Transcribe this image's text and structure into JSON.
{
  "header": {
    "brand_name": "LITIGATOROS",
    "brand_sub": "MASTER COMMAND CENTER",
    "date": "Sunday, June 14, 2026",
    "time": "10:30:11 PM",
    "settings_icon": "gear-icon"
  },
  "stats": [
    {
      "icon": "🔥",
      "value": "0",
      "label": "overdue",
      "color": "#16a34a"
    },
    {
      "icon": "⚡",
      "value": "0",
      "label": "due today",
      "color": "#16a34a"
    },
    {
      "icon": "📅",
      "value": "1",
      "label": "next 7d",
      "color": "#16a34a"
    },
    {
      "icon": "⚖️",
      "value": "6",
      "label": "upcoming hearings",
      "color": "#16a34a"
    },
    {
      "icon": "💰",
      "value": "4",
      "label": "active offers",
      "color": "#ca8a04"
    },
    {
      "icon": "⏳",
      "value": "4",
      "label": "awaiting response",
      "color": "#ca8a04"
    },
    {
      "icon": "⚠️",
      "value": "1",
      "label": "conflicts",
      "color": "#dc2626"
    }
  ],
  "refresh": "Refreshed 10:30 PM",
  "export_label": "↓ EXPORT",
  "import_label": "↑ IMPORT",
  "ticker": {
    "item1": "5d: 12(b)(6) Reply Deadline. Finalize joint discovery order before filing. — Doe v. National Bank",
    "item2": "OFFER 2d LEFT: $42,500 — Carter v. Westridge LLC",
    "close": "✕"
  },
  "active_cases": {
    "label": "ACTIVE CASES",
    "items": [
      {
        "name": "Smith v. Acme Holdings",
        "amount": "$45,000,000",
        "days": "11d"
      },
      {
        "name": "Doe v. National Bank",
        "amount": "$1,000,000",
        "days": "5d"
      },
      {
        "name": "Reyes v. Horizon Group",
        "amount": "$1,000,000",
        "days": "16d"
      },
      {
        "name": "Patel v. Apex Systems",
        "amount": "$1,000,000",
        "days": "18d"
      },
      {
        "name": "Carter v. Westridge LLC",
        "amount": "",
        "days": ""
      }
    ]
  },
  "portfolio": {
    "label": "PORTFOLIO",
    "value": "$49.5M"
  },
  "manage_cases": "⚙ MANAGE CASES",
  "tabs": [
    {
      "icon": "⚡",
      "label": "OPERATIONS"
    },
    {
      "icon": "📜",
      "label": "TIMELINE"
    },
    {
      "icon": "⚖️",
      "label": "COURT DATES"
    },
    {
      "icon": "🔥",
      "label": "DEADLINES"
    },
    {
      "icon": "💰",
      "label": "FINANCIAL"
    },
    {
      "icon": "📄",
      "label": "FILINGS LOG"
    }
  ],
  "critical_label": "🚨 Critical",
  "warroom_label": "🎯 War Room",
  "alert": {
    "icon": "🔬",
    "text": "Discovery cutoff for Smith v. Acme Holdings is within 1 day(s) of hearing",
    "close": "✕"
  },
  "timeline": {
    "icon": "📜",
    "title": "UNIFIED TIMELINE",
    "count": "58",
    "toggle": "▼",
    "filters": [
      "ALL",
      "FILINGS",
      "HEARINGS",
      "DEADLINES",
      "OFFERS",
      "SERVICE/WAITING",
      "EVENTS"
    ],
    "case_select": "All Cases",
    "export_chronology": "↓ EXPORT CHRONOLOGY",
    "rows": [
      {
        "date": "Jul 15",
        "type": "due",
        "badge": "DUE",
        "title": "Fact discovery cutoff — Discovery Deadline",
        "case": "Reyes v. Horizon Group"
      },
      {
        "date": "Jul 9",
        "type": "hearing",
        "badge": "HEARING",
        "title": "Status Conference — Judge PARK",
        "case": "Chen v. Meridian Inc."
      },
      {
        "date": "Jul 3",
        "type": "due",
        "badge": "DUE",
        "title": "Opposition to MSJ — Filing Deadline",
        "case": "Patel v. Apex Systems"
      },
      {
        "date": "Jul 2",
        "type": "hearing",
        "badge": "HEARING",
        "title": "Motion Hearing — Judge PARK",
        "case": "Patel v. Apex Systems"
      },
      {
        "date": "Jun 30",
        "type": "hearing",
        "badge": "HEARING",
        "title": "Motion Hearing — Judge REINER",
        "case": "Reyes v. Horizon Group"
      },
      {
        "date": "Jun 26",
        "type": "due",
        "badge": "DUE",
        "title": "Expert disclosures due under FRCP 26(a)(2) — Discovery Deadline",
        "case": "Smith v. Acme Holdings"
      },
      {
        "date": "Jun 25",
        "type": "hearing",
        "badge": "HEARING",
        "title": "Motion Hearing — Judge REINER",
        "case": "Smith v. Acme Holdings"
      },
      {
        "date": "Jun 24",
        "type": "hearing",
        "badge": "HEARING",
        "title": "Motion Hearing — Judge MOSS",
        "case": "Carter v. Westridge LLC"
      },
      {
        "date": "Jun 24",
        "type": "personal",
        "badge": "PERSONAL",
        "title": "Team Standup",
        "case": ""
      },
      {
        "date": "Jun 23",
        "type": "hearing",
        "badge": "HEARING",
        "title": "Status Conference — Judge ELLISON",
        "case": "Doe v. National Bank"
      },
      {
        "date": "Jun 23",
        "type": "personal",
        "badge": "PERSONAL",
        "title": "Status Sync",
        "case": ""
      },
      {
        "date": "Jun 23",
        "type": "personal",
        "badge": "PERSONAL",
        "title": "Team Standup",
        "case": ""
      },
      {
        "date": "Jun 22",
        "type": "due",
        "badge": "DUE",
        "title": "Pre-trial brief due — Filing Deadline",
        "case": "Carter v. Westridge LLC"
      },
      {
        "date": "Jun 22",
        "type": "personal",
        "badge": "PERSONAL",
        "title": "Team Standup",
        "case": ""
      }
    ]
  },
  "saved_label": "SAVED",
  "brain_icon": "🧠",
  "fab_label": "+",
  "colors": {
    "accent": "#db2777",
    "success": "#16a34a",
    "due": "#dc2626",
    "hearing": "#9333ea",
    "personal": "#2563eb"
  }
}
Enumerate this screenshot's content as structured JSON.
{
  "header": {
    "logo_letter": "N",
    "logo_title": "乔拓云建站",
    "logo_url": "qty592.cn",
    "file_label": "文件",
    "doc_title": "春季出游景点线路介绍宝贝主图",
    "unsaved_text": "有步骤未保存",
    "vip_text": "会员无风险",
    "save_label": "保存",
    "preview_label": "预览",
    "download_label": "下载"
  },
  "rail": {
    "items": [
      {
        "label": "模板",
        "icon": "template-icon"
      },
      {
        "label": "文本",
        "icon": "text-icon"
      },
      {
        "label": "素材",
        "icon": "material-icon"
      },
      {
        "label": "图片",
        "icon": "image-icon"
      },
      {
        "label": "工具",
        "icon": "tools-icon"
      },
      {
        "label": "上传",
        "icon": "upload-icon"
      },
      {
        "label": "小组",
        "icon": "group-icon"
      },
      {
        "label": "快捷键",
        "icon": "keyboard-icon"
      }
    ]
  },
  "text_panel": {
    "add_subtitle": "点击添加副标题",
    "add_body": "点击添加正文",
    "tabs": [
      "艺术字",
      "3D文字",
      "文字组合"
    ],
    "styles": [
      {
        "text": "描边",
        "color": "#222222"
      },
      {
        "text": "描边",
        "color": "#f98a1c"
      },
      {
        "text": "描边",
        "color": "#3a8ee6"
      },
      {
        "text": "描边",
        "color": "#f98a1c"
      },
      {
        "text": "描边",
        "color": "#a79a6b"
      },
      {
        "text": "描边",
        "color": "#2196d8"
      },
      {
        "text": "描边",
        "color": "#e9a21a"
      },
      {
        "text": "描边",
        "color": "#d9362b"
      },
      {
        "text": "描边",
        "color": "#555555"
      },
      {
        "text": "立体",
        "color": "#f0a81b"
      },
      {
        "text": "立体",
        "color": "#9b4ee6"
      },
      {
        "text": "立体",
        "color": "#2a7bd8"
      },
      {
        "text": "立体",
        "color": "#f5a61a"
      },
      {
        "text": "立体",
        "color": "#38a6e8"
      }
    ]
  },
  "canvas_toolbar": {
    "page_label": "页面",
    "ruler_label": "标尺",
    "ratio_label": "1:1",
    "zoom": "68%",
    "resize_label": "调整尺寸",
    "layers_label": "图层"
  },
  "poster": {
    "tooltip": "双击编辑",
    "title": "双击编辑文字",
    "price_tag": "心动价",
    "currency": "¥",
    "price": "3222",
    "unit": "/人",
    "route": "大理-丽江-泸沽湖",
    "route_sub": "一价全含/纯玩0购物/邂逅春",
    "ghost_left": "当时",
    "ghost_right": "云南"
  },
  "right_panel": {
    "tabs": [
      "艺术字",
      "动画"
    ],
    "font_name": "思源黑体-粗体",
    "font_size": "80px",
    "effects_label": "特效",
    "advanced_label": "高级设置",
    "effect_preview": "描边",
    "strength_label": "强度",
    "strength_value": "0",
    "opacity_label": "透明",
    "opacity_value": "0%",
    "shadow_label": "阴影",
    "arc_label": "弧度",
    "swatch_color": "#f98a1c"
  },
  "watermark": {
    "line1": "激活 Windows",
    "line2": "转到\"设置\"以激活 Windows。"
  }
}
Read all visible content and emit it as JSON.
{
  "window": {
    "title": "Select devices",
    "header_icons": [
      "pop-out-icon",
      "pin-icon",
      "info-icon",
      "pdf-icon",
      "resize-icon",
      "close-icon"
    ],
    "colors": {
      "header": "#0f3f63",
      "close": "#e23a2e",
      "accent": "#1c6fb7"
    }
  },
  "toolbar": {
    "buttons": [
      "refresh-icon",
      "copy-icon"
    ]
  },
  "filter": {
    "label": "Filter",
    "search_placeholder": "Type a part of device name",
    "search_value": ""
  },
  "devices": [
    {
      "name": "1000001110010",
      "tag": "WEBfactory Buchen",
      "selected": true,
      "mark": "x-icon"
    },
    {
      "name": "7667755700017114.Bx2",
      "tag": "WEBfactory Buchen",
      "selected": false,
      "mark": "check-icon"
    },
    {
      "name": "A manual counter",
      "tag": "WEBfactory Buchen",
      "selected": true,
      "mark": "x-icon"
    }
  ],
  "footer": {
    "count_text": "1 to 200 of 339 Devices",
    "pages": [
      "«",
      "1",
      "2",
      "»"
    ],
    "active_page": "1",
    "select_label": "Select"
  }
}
----------
## OBJECTIVE
Look over the listing above. Pick out and copy every line that includes "National".

## ANSWER
    "item1": "5d: 12(b)(6) Reply Deadline. Finalize joint discovery order before filing. — Doe v. National Bank",
        "name": "Doe v. National Bank",
        "case": "Doe v. National Bank"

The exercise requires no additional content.